◆ Trecho ◆
"""
Respectivamente, diretor-executivo e gerente de pesquisa do Instituto Sivis, think tank apartidário focado em valores democráticos

É preocupante a recente determinação do ministro Dias Toffoli, do Supremo Tribunal Federal, de investigar a Transparência Internacional por suposta apropriação de recursos públicos recuperados pela Operação Lava Jato. Afinal, "coincidentemente", a decisão do ministro se deu dias após a publicação do relatório da ONG que aborda a percepção da corrupção no Brasil em 2023 que, entre outras coisas, citou diretamente Toffoli por 9 vezes num documento de 27 páginas.

Segundo o relatório, neste ano, o Brasil atingiu a 2° pior colocação da história no Índice de Percepção da Corrupção (IPC), produzido anualmente desde 1995, ocupando a 104ª posição entre as 180 nações avaliadas pela entidade. Importante lembrar que, nesse ranking, quanto maior a colocação, menor é a percepção da população do grau de corrupção no país.
"""
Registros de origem
"""
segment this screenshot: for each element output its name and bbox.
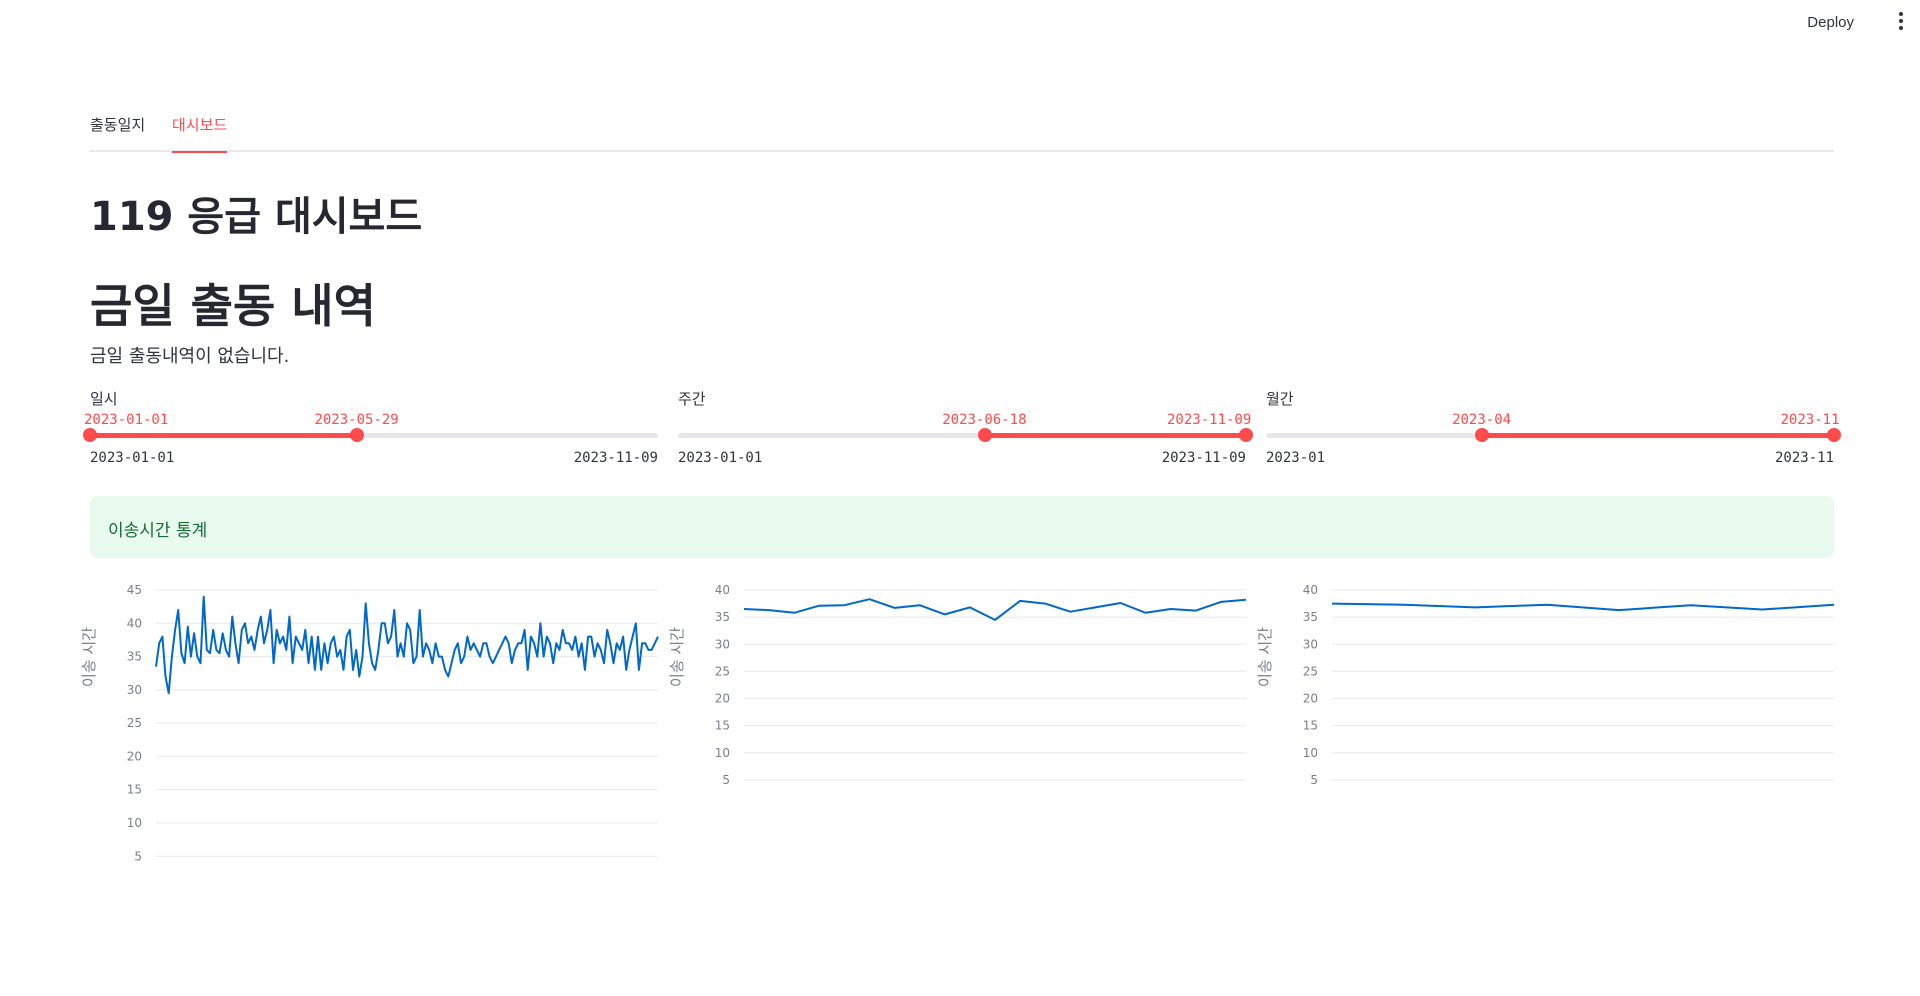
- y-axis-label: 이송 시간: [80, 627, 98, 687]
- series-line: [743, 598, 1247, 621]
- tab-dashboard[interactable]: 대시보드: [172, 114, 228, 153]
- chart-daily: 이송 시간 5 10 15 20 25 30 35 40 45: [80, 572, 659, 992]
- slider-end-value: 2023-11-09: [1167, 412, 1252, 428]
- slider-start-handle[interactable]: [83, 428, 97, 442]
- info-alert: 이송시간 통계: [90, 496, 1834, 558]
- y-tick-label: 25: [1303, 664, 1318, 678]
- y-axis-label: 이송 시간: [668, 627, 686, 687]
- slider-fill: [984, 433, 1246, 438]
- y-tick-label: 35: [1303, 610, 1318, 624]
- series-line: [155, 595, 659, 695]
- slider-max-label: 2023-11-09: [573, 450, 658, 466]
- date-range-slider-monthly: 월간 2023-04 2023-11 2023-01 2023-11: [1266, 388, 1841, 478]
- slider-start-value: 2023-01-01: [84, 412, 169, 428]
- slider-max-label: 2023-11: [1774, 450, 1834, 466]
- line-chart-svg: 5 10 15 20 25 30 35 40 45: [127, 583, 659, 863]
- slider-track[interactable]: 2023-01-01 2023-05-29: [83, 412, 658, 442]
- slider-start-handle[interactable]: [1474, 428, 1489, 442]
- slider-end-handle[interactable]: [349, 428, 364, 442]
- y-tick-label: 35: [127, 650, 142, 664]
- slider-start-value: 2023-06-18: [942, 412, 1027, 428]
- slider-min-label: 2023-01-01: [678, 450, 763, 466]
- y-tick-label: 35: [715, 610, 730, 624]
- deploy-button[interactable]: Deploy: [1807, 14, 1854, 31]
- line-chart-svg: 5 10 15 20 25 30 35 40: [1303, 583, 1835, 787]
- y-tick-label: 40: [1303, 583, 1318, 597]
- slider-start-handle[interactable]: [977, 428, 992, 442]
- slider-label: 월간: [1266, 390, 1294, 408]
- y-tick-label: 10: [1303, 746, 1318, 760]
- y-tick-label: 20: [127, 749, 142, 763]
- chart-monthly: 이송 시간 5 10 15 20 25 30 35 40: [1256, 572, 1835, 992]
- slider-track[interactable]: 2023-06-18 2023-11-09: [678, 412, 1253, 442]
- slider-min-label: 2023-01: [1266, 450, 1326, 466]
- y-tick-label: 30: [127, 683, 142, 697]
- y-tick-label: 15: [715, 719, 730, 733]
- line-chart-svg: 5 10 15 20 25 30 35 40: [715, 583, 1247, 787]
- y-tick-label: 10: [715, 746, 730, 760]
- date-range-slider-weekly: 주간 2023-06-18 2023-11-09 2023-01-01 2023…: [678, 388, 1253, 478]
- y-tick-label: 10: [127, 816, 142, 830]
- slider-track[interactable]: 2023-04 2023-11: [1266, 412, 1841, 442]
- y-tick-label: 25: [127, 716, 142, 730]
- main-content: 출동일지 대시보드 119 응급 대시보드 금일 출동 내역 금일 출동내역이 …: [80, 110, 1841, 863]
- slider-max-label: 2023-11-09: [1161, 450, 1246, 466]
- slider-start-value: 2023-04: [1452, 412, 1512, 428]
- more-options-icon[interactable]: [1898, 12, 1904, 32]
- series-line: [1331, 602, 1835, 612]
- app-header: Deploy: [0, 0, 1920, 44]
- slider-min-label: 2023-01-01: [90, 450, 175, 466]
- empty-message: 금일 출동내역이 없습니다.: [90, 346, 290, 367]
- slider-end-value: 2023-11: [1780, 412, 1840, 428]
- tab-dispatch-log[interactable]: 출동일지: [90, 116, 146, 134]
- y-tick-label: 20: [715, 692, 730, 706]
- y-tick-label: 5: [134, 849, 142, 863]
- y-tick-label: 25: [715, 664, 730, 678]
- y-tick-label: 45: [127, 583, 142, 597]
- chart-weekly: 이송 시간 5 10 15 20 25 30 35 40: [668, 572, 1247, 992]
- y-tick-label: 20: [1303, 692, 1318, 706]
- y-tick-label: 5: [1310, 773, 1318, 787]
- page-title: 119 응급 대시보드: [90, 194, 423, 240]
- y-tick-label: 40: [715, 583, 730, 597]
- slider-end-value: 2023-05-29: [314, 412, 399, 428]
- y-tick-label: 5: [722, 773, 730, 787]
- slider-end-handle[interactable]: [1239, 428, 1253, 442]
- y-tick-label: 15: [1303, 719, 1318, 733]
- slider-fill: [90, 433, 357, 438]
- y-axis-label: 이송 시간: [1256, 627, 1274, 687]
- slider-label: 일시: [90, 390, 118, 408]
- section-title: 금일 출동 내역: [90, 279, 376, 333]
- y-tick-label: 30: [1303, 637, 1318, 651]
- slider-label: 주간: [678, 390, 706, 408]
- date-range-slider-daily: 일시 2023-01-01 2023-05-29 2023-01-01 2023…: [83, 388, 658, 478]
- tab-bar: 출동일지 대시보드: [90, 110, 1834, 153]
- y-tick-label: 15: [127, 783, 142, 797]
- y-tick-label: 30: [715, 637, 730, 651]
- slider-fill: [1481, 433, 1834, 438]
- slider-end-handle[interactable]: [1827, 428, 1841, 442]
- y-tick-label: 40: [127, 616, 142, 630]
"""
"""
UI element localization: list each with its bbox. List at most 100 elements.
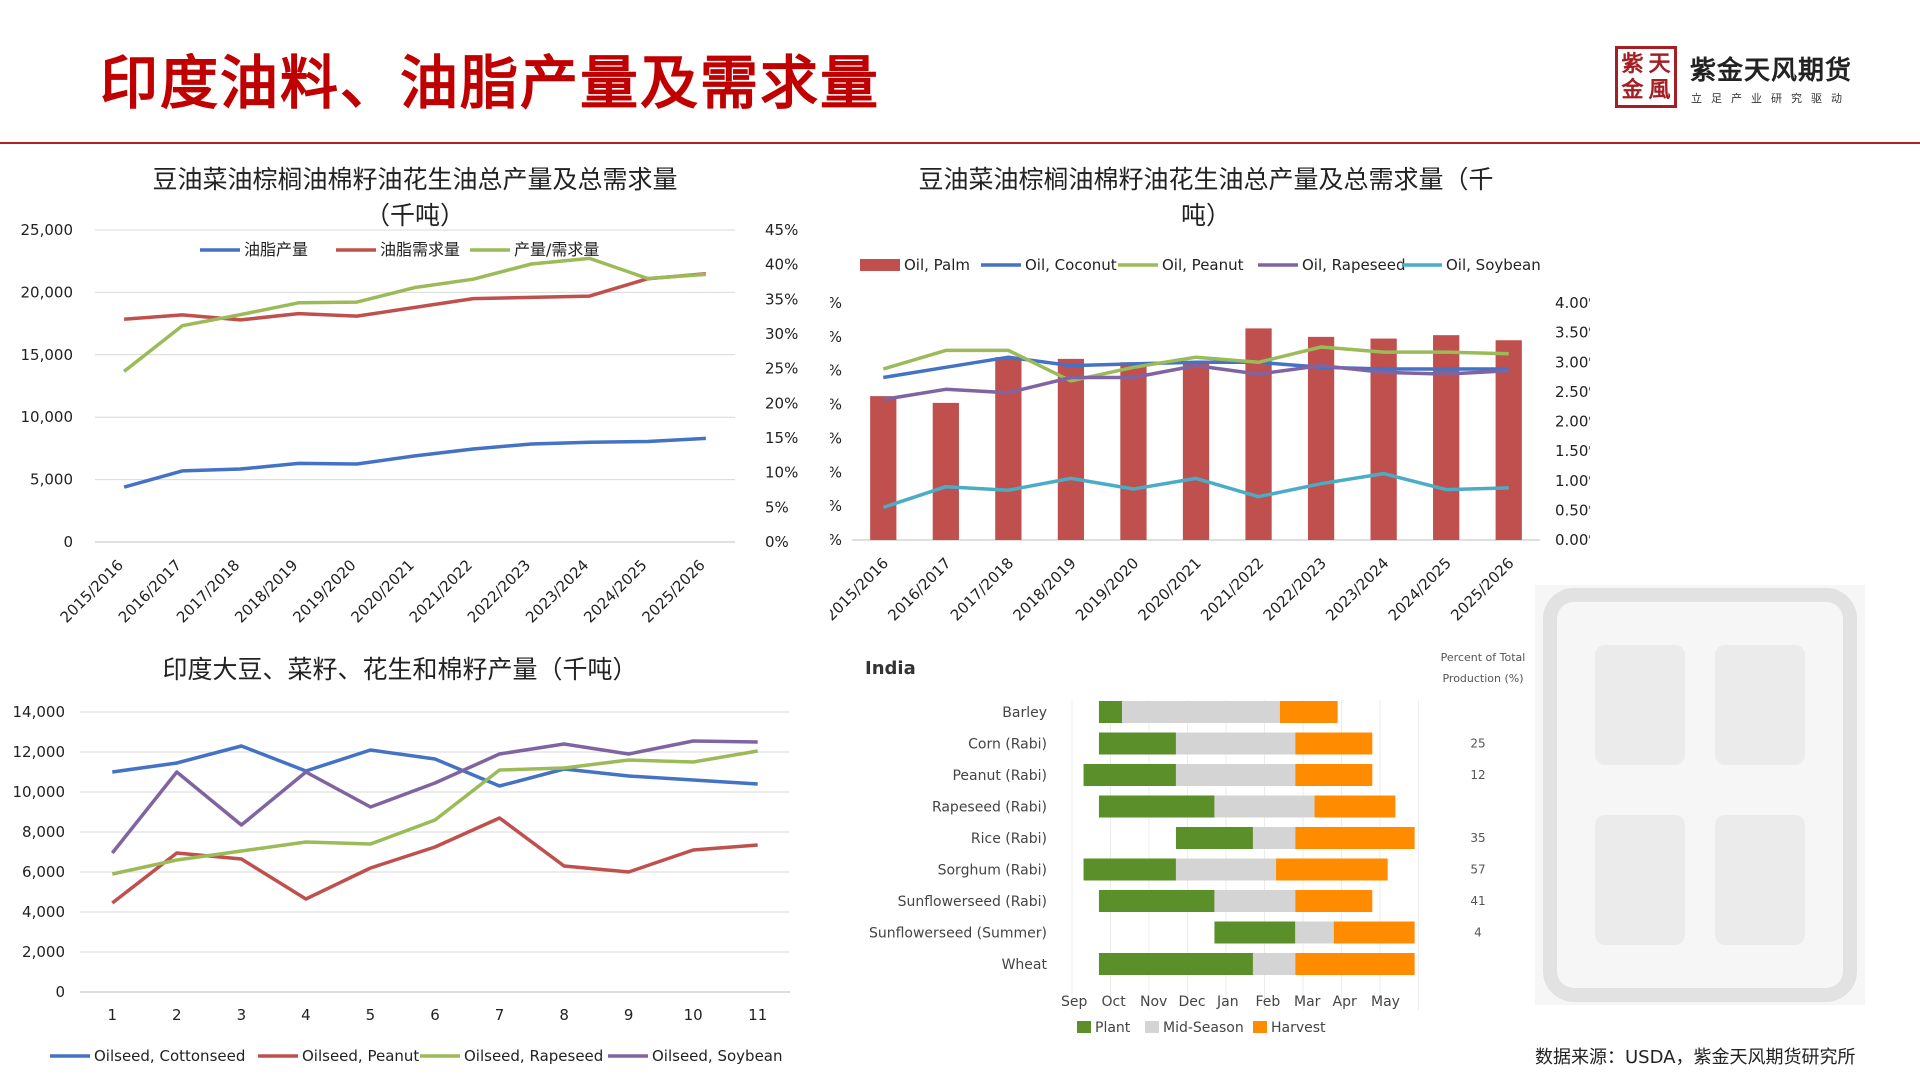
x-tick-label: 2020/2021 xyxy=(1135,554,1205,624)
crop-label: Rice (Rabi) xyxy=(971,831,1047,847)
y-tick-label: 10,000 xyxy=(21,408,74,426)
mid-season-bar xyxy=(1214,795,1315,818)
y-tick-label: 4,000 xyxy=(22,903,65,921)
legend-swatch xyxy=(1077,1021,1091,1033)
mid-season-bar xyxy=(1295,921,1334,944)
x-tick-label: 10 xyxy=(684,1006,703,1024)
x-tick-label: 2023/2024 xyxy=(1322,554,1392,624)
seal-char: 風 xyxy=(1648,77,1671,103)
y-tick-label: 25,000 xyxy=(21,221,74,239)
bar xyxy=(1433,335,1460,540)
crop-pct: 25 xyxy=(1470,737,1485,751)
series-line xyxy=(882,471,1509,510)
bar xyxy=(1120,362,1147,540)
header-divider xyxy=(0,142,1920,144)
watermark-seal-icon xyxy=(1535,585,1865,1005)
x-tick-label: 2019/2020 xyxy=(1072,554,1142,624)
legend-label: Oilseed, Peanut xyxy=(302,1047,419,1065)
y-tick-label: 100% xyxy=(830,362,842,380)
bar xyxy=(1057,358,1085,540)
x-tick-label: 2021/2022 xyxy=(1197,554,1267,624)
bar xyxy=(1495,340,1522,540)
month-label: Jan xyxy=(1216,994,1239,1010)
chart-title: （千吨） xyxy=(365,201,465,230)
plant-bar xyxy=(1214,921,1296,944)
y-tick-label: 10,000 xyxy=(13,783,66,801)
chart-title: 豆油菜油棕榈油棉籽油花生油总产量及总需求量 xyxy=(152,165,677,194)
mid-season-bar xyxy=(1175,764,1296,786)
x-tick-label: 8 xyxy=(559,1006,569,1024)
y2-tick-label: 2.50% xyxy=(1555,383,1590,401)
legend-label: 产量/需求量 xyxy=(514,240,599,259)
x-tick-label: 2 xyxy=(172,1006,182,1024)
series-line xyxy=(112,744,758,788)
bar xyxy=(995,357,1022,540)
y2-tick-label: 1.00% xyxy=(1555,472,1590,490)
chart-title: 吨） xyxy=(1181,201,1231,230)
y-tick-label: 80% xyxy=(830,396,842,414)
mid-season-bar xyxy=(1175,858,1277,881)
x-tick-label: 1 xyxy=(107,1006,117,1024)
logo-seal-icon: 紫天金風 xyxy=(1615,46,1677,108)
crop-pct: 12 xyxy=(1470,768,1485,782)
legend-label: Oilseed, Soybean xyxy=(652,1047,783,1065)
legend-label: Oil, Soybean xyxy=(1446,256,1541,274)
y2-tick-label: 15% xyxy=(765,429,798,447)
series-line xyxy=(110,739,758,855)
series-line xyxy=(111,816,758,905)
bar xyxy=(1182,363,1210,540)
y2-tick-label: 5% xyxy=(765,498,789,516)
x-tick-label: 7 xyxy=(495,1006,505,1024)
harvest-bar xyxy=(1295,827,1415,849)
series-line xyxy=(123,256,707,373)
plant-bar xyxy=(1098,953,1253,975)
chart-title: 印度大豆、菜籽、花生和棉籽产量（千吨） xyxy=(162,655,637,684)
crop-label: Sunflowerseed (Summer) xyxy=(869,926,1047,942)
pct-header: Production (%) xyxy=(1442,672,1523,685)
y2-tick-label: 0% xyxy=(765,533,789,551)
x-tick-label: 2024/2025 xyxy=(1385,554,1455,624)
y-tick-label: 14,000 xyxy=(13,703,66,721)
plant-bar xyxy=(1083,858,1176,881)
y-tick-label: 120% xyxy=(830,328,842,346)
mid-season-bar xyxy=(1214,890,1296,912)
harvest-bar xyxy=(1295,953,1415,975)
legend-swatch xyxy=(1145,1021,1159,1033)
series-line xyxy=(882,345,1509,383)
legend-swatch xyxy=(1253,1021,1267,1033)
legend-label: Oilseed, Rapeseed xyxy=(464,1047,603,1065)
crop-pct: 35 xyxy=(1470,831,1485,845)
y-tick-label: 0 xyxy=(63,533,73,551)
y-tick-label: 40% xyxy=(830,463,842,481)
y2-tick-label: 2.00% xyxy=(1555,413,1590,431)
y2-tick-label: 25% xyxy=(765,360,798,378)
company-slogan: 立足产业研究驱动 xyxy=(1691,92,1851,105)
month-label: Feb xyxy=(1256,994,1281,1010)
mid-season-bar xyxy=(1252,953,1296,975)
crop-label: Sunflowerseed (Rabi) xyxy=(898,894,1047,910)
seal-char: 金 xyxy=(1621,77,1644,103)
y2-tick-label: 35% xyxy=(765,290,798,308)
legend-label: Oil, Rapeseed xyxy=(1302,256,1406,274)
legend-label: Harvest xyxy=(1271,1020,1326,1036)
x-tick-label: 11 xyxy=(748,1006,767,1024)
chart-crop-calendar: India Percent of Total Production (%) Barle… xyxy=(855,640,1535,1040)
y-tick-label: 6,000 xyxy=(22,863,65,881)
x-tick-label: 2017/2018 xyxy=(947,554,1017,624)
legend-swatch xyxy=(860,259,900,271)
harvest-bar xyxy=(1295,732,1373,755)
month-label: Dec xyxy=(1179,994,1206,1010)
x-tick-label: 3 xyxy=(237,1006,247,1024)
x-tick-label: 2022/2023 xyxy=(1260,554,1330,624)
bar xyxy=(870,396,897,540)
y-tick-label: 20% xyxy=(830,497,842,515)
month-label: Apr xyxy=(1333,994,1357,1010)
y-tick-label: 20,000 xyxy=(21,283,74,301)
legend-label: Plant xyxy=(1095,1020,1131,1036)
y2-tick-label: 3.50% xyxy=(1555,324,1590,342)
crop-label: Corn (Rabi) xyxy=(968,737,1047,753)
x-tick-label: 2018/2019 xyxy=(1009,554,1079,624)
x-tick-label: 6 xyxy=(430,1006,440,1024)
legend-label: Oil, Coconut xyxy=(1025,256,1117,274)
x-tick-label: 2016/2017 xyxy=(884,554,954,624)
"""
◆ Objetivo da tarefa ◆
Extraia, sem alteração alguma, a parte do trecho sobre a investigação da Transparência Internacional que vai de "É preocupante a" a "corrupção no país.". Os registros não exercem qualquer papel nesta atividade.

◆ Resposta redigida ◆
É preocupante a recente determinação do ministro Dias Toffoli, do Supremo Tribunal Federal, de investigar a Transparência Internacional por suposta apropriação de recursos públicos recuperados pela Operação Lava Jato. Afinal, "coincidentemente", a decisão do ministro se deu dias após a publicação do relatório da ONG que aborda a percepção da corrupção no Brasil em 2023 que, entre outras coisas, citou diretamente Toffoli por 9 vezes num documento de 27 páginas.

Segundo o relatório, neste ano, o Brasil atingiu a 2° pior colocação da história no Índice de Percepção da Corrupção (IPC), produzido anualmente desde 1995, ocupando a 104ª posição entre as 180 nações avaliadas pela entidade. Importante lembrar que, nesse ranking, quanto maior a colocação, menor é a percepção da população do grau de corrupção no país.